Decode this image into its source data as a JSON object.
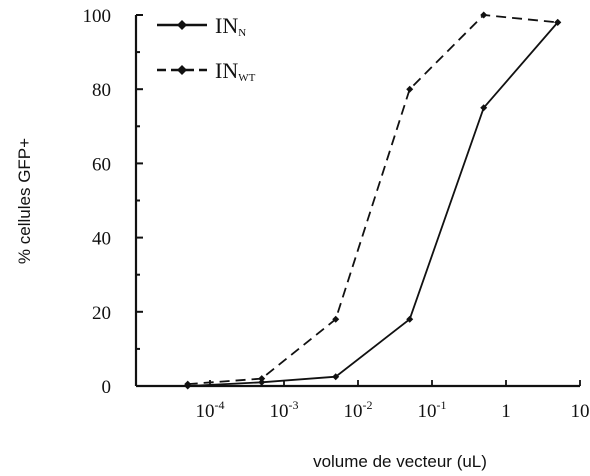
{
  "chart_data": {
    "type": "line",
    "xlabel": "volume de vecteur (uL)",
    "ylabel": "% cellules GFP+",
    "x_scale": "log",
    "xlim": [
      1e-05,
      10
    ],
    "ylim": [
      0,
      100
    ],
    "y_ticks": [
      0,
      20,
      40,
      60,
      80,
      100
    ],
    "x_ticks": [
      {
        "value": 0.0001,
        "base": "10",
        "exp": "-4"
      },
      {
        "value": 0.001,
        "base": "10",
        "exp": "-3"
      },
      {
        "value": 0.01,
        "base": "10",
        "exp": "-2"
      },
      {
        "value": 0.1,
        "base": "10",
        "exp": "-1"
      },
      {
        "value": 1,
        "base": "1",
        "exp": ""
      },
      {
        "value": 10,
        "base": "10",
        "exp": ""
      }
    ],
    "legend_position": "top-left",
    "series": [
      {
        "name": "IN",
        "subscript": "N",
        "line_style": "solid",
        "color": "#111111",
        "x": [
          5e-05,
          0.0005,
          0.005,
          0.05,
          0.5,
          5
        ],
        "y": [
          0,
          1,
          2.5,
          18,
          75,
          98
        ]
      },
      {
        "name": "IN",
        "subscript": "WT",
        "line_style": "dashed",
        "color": "#111111",
        "x": [
          5e-05,
          0.0005,
          0.005,
          0.05,
          0.5,
          5
        ],
        "y": [
          0.5,
          2,
          18,
          80,
          100,
          98
        ]
      }
    ]
  }
}
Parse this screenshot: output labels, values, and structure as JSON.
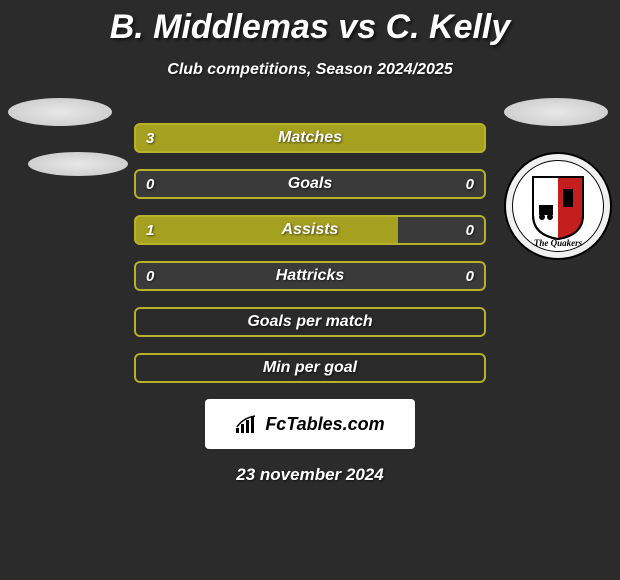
{
  "title": "B. Middlemas vs C. Kelly",
  "subtitle": "Club competitions, Season 2024/2025",
  "date": "23 november 2024",
  "footer": {
    "text": "FcTables.com"
  },
  "club_right": {
    "banner": "The Quakers"
  },
  "colors": {
    "bar_fill": "#a6a020",
    "bar_fill_alt": "#b6b030",
    "bar_border": "#b8b228",
    "bar_bg_empty": "#3a3a3a",
    "background": "#2b2b2b"
  },
  "bars": [
    {
      "label": "Matches",
      "left_value": "3",
      "right_value": "",
      "left_pct": 100,
      "right_pct": 0,
      "show_right_value": false
    },
    {
      "label": "Goals",
      "left_value": "0",
      "right_value": "0",
      "left_pct": 0,
      "right_pct": 0,
      "show_right_value": true
    },
    {
      "label": "Assists",
      "left_value": "1",
      "right_value": "0",
      "left_pct": 75,
      "right_pct": 0,
      "show_right_value": true
    },
    {
      "label": "Hattricks",
      "left_value": "0",
      "right_value": "0",
      "left_pct": 0,
      "right_pct": 0,
      "show_right_value": true
    },
    {
      "label": "Goals per match",
      "left_value": "",
      "right_value": "",
      "left_pct": 0,
      "right_pct": 0,
      "show_right_value": false,
      "full_border_only": true
    },
    {
      "label": "Min per goal",
      "left_value": "",
      "right_value": "",
      "left_pct": 0,
      "right_pct": 0,
      "show_right_value": false,
      "full_border_only": true
    }
  ]
}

Directions: Do not include the images; transcribe the rest of the listing exactly.

Reply:
Decode this image into its source data as a JSON object.
{
  "chart_data": {
    "type": "line",
    "xlabel": "volume de vecteur (uL)",
    "ylabel": "% cellules GFP+",
    "x_scale": "log",
    "xlim": [
      1e-05,
      10
    ],
    "ylim": [
      0,
      100
    ],
    "y_ticks": [
      0,
      20,
      40,
      60,
      80,
      100
    ],
    "x_ticks": [
      {
        "value": 0.0001,
        "base": "10",
        "exp": "-4"
      },
      {
        "value": 0.001,
        "base": "10",
        "exp": "-3"
      },
      {
        "value": 0.01,
        "base": "10",
        "exp": "-2"
      },
      {
        "value": 0.1,
        "base": "10",
        "exp": "-1"
      },
      {
        "value": 1,
        "base": "1",
        "exp": ""
      },
      {
        "value": 10,
        "base": "10",
        "exp": ""
      }
    ],
    "legend_position": "top-left",
    "series": [
      {
        "name": "IN",
        "subscript": "N",
        "line_style": "solid",
        "color": "#111111",
        "x": [
          5e-05,
          0.0005,
          0.005,
          0.05,
          0.5,
          5
        ],
        "y": [
          0,
          1,
          2.5,
          18,
          75,
          98
        ]
      },
      {
        "name": "IN",
        "subscript": "WT",
        "line_style": "dashed",
        "color": "#111111",
        "x": [
          5e-05,
          0.0005,
          0.005,
          0.05,
          0.5,
          5
        ],
        "y": [
          0.5,
          2,
          18,
          80,
          100,
          98
        ]
      }
    ]
  }
}
Parse this screenshot: output labels, values, and structure as JSON.
{
  "title": "B. Middlemas vs C. Kelly",
  "subtitle": "Club competitions, Season 2024/2025",
  "date": "23 november 2024",
  "footer": {
    "text": "FcTables.com"
  },
  "club_right": {
    "banner": "The Quakers"
  },
  "colors": {
    "bar_fill": "#a6a020",
    "bar_fill_alt": "#b6b030",
    "bar_border": "#b8b228",
    "bar_bg_empty": "#3a3a3a",
    "background": "#2b2b2b"
  },
  "bars": [
    {
      "label": "Matches",
      "left_value": "3",
      "right_value": "",
      "left_pct": 100,
      "right_pct": 0,
      "show_right_value": false
    },
    {
      "label": "Goals",
      "left_value": "0",
      "right_value": "0",
      "left_pct": 0,
      "right_pct": 0,
      "show_right_value": true
    },
    {
      "label": "Assists",
      "left_value": "1",
      "right_value": "0",
      "left_pct": 75,
      "right_pct": 0,
      "show_right_value": true
    },
    {
      "label": "Hattricks",
      "left_value": "0",
      "right_value": "0",
      "left_pct": 0,
      "right_pct": 0,
      "show_right_value": true
    },
    {
      "label": "Goals per match",
      "left_value": "",
      "right_value": "",
      "left_pct": 0,
      "right_pct": 0,
      "show_right_value": false,
      "full_border_only": true
    },
    {
      "label": "Min per goal",
      "left_value": "",
      "right_value": "",
      "left_pct": 0,
      "right_pct": 0,
      "show_right_value": false,
      "full_border_only": true
    }
  ]
}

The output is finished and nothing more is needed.